▶ _AIM OF THE TASK_
Below are the records; locate each line with the word "labels" and copy it.

▶ _MATERIAL_
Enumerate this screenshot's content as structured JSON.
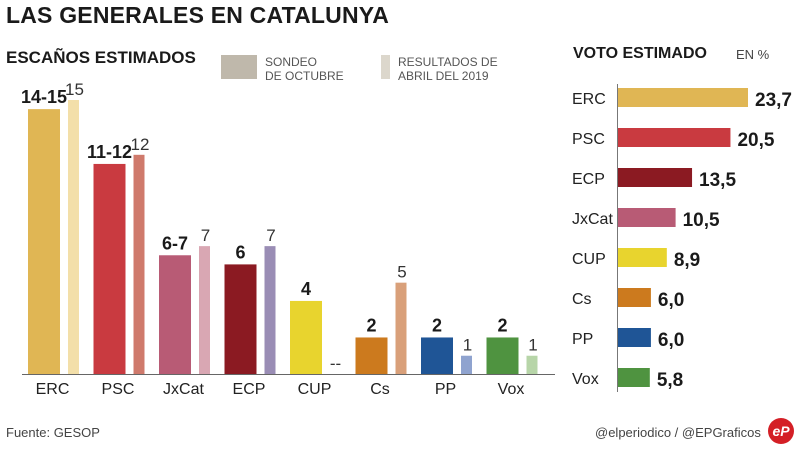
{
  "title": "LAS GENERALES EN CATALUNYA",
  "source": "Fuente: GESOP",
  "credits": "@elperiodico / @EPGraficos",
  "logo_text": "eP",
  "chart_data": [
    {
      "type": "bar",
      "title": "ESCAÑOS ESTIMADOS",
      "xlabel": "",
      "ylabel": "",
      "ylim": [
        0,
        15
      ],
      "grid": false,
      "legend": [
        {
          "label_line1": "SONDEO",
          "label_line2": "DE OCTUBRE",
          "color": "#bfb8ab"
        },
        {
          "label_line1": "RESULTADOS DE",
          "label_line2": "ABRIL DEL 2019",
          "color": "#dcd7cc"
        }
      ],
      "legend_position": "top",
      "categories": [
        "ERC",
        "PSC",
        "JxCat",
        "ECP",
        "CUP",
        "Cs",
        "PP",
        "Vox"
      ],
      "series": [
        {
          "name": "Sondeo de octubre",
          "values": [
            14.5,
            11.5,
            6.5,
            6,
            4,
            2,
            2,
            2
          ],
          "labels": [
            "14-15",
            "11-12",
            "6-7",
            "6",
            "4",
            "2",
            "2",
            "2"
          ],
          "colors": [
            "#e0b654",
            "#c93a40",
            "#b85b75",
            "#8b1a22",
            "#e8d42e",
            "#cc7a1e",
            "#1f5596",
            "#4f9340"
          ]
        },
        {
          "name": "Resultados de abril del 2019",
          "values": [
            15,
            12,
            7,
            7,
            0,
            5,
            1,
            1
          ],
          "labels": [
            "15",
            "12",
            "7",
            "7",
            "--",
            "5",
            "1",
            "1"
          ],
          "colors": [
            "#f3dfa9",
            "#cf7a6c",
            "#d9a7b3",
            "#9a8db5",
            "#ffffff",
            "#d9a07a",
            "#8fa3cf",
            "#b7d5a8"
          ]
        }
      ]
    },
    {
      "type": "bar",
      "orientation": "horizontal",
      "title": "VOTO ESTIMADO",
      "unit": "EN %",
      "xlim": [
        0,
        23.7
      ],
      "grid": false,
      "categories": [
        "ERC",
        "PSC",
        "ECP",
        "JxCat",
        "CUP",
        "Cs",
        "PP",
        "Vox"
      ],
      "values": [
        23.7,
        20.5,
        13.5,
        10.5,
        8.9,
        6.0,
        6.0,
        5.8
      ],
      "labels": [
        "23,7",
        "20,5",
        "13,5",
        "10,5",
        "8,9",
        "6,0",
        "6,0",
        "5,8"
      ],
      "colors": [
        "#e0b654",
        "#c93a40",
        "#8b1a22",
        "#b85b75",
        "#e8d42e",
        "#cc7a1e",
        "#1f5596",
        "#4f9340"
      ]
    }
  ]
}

--

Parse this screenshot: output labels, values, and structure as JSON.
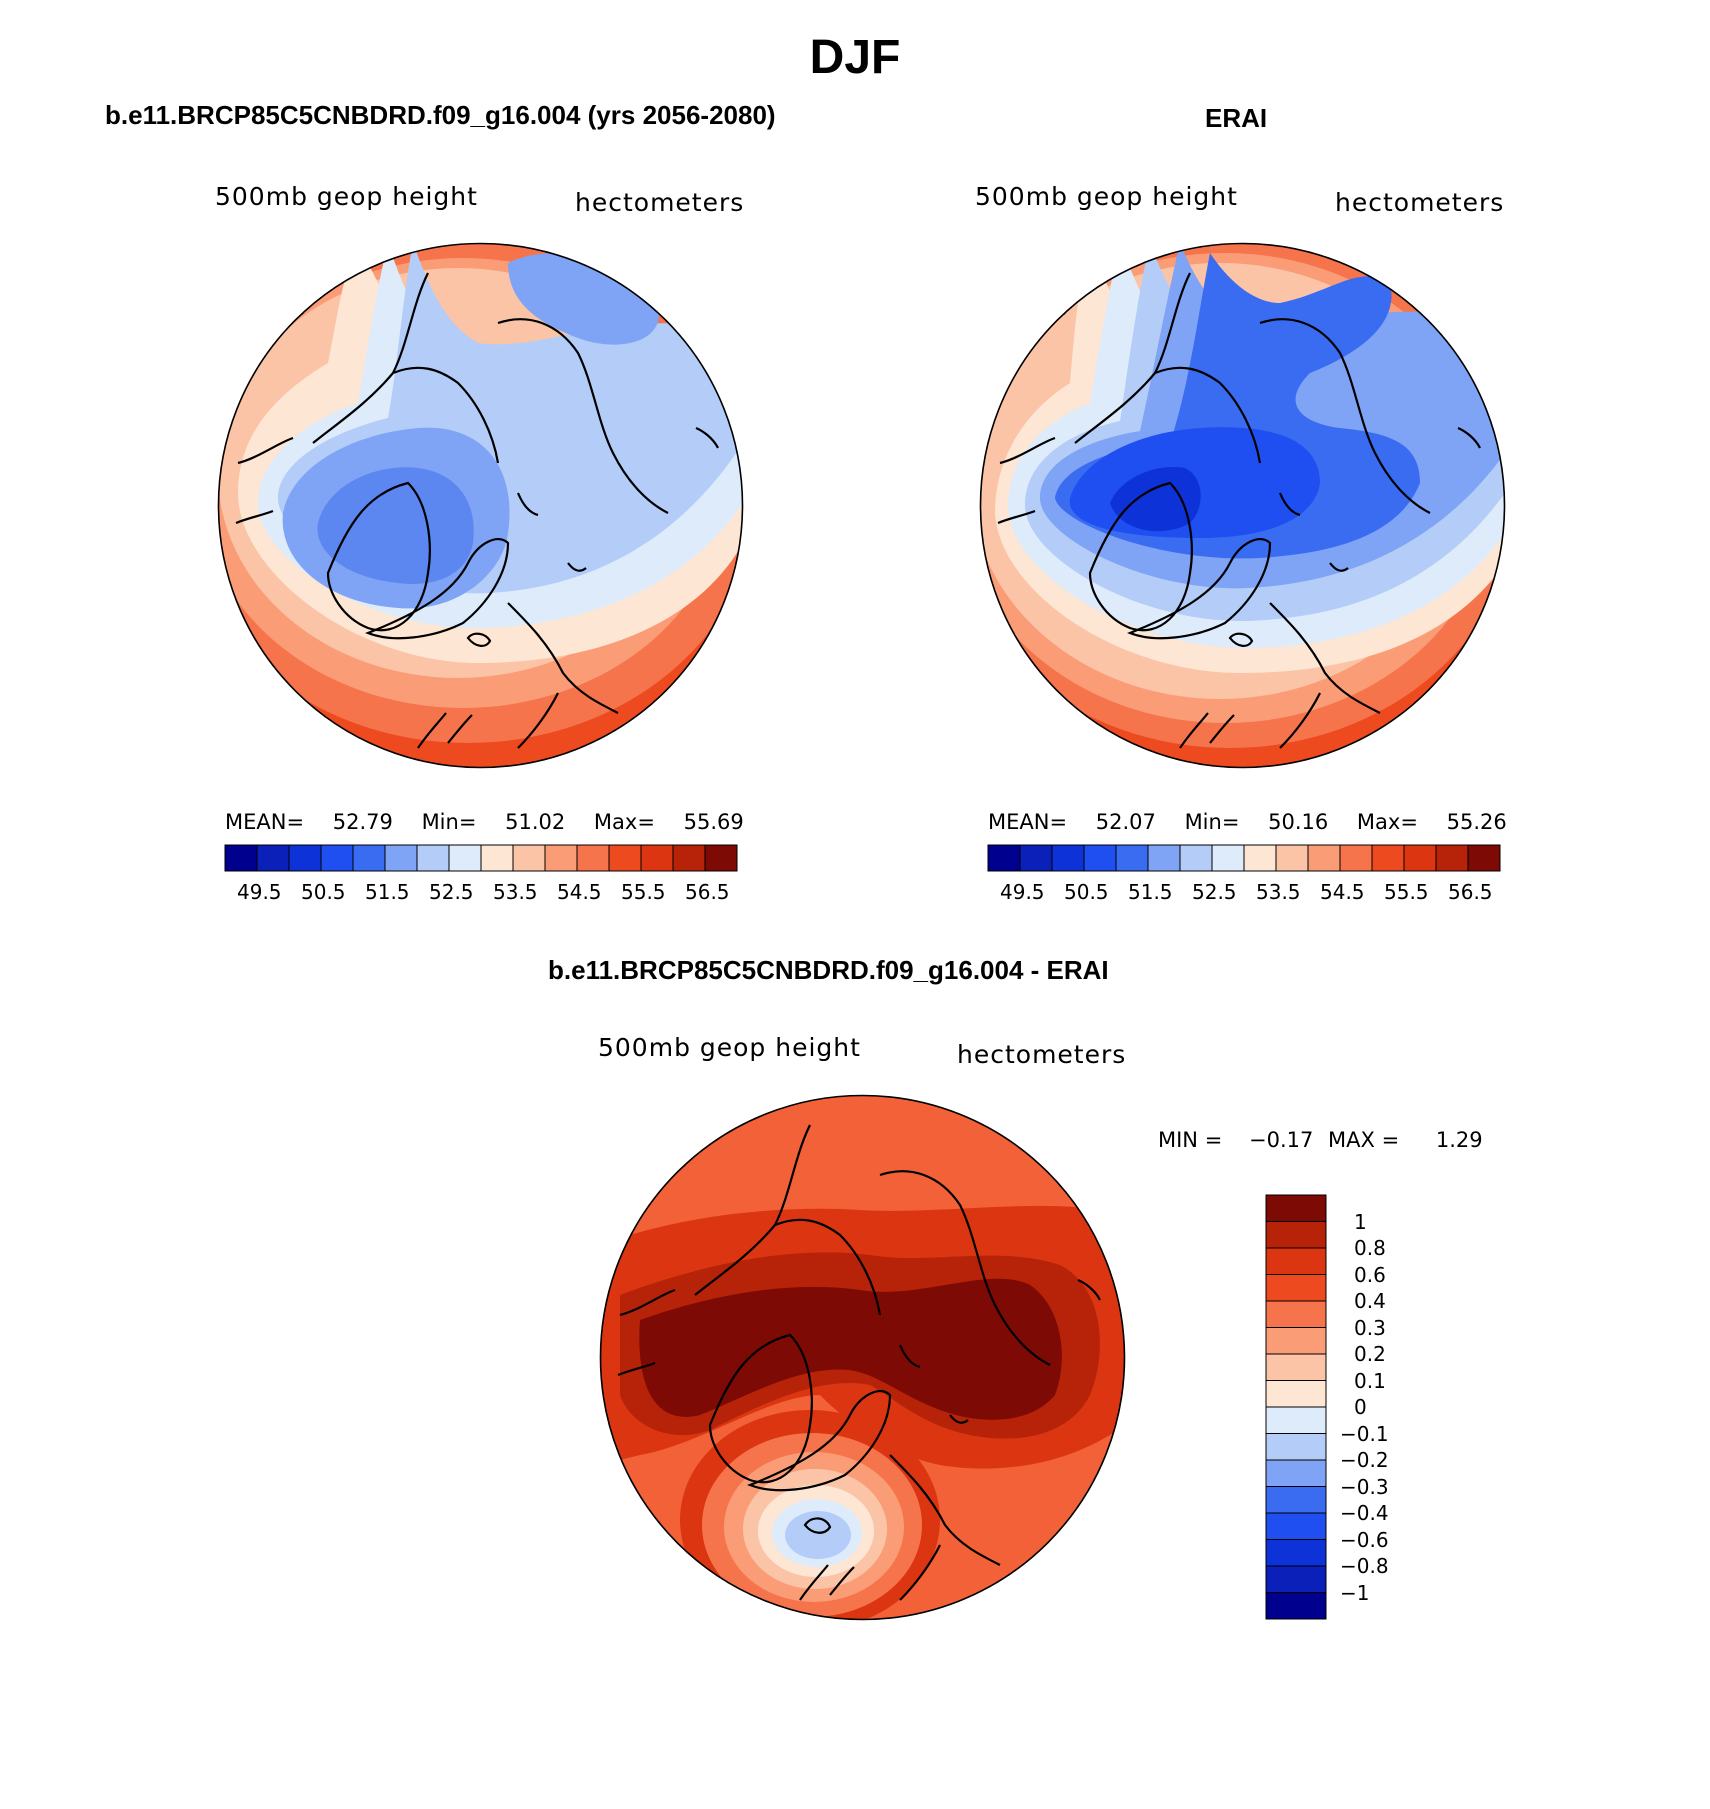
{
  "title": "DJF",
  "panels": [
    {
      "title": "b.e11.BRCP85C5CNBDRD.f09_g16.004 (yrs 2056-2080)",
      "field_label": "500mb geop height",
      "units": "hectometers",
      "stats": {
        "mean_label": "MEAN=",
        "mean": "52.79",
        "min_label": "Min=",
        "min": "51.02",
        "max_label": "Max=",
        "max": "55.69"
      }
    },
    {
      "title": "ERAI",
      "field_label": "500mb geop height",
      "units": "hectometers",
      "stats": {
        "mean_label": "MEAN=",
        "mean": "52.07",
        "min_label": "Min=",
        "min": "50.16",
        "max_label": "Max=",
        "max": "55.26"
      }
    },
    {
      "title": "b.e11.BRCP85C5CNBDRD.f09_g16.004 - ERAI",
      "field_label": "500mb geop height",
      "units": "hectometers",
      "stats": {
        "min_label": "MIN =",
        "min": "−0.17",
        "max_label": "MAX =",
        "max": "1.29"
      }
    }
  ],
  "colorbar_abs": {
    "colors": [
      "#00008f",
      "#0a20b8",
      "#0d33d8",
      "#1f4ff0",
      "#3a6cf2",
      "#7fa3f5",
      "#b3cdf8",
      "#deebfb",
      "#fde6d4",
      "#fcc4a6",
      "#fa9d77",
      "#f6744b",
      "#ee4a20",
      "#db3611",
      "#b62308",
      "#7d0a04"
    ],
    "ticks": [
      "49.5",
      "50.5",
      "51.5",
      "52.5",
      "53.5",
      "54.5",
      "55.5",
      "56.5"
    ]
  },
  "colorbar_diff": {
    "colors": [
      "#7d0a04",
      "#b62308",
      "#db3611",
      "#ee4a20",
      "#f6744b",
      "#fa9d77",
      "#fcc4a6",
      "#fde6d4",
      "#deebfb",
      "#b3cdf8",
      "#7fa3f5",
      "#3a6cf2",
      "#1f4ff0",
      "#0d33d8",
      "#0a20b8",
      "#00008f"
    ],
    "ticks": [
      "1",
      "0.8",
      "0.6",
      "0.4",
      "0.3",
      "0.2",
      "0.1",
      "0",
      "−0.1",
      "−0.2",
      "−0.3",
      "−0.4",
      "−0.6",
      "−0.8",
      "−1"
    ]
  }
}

▶ _ANSWER BELOW_
          "labels": [
          "labels": [
      "labels": [
Parse this screenshot: output labels, values, and structure as JSON.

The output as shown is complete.